Write out the material exactly, leaving every picture behind.

## BEGIN Input records

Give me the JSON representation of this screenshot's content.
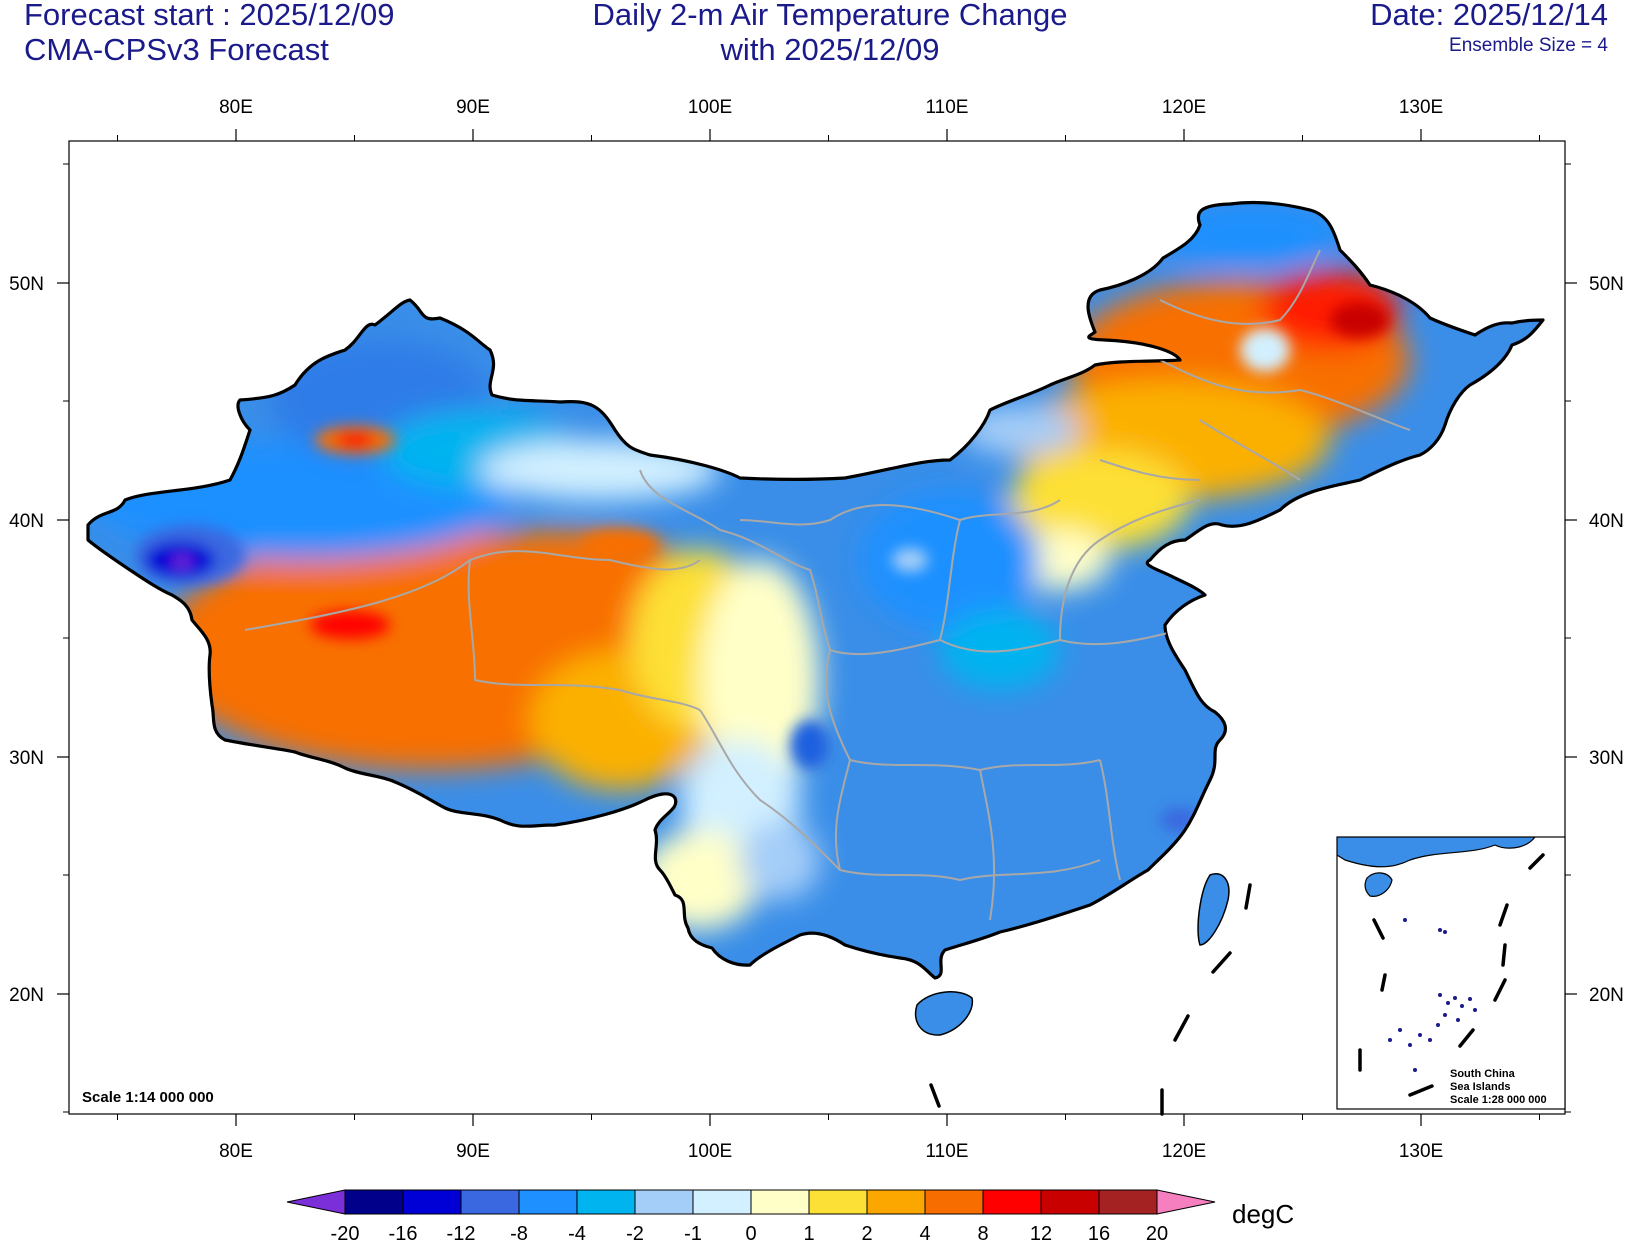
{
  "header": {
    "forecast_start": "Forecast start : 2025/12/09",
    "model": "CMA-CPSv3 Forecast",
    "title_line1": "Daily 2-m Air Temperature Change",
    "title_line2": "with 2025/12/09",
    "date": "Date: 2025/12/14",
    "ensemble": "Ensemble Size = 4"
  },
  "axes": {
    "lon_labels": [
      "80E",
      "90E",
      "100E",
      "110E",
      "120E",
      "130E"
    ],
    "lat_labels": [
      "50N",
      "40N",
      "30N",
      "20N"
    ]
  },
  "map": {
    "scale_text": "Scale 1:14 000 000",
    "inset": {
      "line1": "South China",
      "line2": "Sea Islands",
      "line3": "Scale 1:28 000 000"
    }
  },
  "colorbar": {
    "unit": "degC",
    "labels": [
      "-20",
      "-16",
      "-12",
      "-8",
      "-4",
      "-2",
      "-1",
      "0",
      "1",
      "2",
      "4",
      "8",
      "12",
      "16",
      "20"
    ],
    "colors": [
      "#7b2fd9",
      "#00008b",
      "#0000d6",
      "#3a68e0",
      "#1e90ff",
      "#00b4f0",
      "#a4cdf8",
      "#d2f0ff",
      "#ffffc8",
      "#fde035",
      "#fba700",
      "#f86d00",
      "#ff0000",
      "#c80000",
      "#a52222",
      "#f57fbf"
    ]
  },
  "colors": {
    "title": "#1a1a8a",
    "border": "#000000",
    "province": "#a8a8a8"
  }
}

## END Input records

[Solution below]:
Give me the JSON representation of this screenshot's content.
{
  "header": {
    "forecast_start": "Forecast start : 2025/12/09",
    "model": "CMA-CPSv3 Forecast",
    "title_line1": "Daily 2-m Air Temperature Change",
    "title_line2": "with 2025/12/09",
    "date": "Date: 2025/12/14",
    "ensemble": "Ensemble Size = 4"
  },
  "axes": {
    "lon_labels": [
      "80E",
      "90E",
      "100E",
      "110E",
      "120E",
      "130E"
    ],
    "lat_labels": [
      "50N",
      "40N",
      "30N",
      "20N"
    ]
  },
  "map": {
    "scale_text": "Scale 1:14 000 000",
    "inset": {
      "line1": "South China",
      "line2": "Sea Islands",
      "line3": "Scale 1:28 000 000"
    }
  },
  "colorbar": {
    "unit": "degC",
    "labels": [
      "-20",
      "-16",
      "-12",
      "-8",
      "-4",
      "-2",
      "-1",
      "0",
      "1",
      "2",
      "4",
      "8",
      "12",
      "16",
      "20"
    ],
    "colors": [
      "#7b2fd9",
      "#00008b",
      "#0000d6",
      "#3a68e0",
      "#1e90ff",
      "#00b4f0",
      "#a4cdf8",
      "#d2f0ff",
      "#ffffc8",
      "#fde035",
      "#fba700",
      "#f86d00",
      "#ff0000",
      "#c80000",
      "#a52222",
      "#f57fbf"
    ]
  },
  "colors": {
    "title": "#1a1a8a",
    "border": "#000000",
    "province": "#a8a8a8"
  }
}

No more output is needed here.